** Begin MATERIAL FOR THE TASK **

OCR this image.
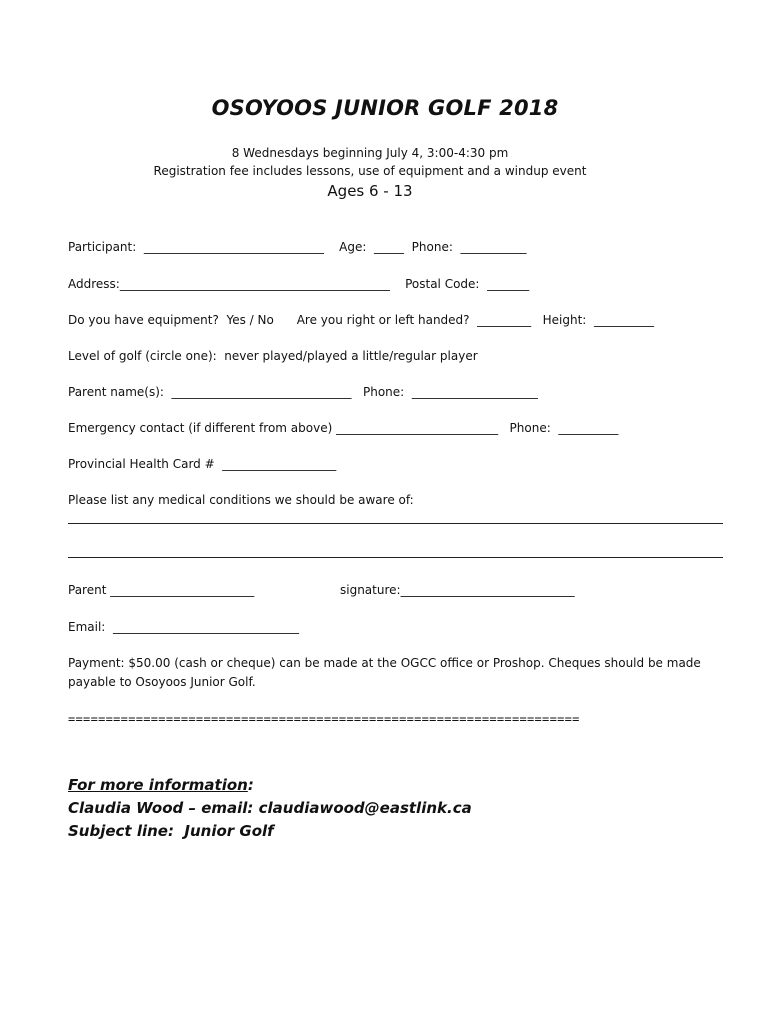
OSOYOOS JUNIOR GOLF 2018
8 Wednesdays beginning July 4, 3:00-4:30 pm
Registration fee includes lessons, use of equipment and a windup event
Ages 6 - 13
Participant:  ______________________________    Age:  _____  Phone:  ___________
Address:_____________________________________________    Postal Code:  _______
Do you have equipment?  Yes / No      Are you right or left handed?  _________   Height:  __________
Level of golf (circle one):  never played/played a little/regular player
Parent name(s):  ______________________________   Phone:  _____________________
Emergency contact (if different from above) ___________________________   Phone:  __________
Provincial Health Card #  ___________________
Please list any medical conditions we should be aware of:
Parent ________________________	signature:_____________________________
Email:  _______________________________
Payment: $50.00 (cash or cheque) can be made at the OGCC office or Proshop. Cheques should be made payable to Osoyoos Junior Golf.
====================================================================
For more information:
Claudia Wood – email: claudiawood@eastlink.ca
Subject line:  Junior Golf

** End MATERIAL FOR THE TASK **
** Begin MATERIAL FOR THE TASK **

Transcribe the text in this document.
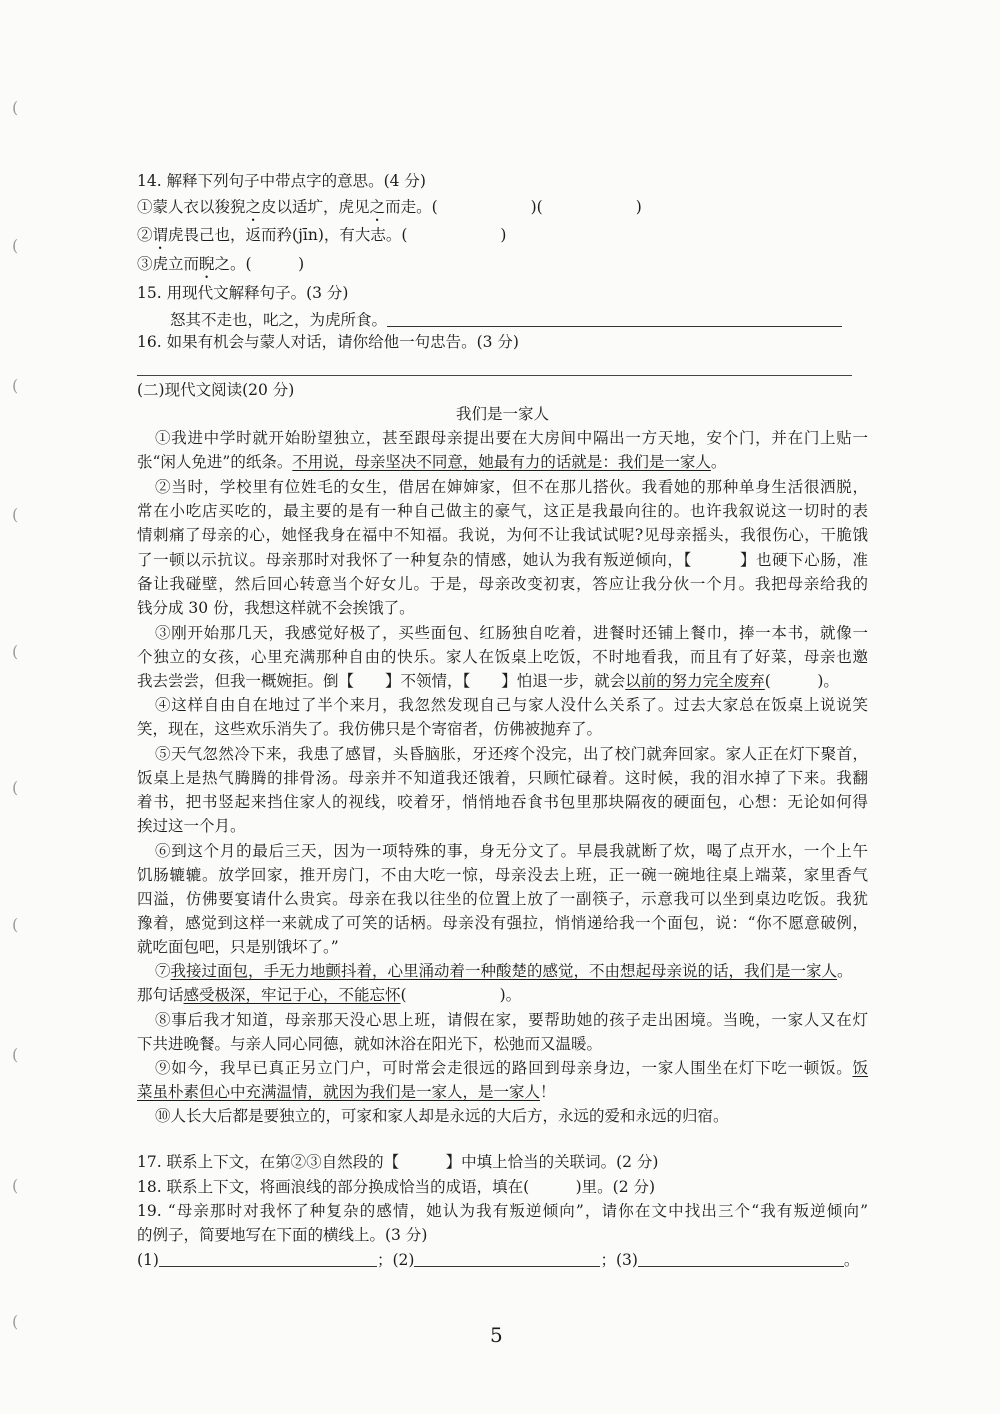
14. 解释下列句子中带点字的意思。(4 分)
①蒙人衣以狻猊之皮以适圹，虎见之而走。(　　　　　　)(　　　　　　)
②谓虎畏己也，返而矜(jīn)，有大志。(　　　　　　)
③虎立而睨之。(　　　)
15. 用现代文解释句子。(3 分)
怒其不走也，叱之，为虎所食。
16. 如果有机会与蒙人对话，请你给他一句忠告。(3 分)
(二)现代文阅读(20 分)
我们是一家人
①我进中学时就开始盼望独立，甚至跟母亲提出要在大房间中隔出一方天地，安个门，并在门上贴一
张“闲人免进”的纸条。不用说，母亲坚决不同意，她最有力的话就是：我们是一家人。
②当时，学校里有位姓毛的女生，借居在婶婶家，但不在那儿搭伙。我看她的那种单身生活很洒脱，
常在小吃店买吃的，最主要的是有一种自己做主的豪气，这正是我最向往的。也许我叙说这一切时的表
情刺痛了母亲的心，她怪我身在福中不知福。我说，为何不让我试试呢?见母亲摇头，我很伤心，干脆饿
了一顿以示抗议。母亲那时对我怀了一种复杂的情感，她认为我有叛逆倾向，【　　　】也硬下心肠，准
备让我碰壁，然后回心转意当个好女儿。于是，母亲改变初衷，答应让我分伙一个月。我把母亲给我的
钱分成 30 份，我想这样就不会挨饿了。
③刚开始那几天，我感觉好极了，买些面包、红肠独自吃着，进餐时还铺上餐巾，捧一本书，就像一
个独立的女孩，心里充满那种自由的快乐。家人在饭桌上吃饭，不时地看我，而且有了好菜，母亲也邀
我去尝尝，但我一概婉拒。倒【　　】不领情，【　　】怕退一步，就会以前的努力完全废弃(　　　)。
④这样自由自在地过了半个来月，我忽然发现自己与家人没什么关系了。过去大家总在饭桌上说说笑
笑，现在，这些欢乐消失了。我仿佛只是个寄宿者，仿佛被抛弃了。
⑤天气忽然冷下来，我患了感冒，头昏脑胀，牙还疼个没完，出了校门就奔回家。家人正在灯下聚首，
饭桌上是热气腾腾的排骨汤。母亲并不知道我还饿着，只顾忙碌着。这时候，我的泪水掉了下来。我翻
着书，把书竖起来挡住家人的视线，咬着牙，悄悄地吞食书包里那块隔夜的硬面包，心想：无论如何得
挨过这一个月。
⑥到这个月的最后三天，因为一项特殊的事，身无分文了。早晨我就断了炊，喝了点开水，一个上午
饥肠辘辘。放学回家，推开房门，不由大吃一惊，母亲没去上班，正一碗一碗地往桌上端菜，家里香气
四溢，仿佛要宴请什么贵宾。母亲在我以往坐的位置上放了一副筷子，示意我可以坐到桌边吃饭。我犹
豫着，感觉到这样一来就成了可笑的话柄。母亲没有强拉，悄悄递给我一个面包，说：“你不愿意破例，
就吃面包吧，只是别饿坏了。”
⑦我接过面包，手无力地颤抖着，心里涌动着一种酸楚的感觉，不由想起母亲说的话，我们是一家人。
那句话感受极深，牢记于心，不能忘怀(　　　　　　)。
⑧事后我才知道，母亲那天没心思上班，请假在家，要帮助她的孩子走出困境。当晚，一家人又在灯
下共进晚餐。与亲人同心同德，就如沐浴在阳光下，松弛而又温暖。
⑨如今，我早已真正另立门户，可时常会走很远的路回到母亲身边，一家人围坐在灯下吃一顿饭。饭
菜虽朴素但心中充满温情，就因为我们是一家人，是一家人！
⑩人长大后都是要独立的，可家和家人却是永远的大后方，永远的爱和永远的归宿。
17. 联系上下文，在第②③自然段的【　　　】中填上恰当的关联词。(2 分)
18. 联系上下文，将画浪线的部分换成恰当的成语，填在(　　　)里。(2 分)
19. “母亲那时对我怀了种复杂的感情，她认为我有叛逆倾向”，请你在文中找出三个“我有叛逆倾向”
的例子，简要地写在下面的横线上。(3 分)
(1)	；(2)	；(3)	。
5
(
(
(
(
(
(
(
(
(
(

** End MATERIAL FOR THE TASK **

> **WHAT IS EXPECTED**
Say how many lines in the records above hold "Parent", and give no other text.

> **CORRECT OUTPUT**
2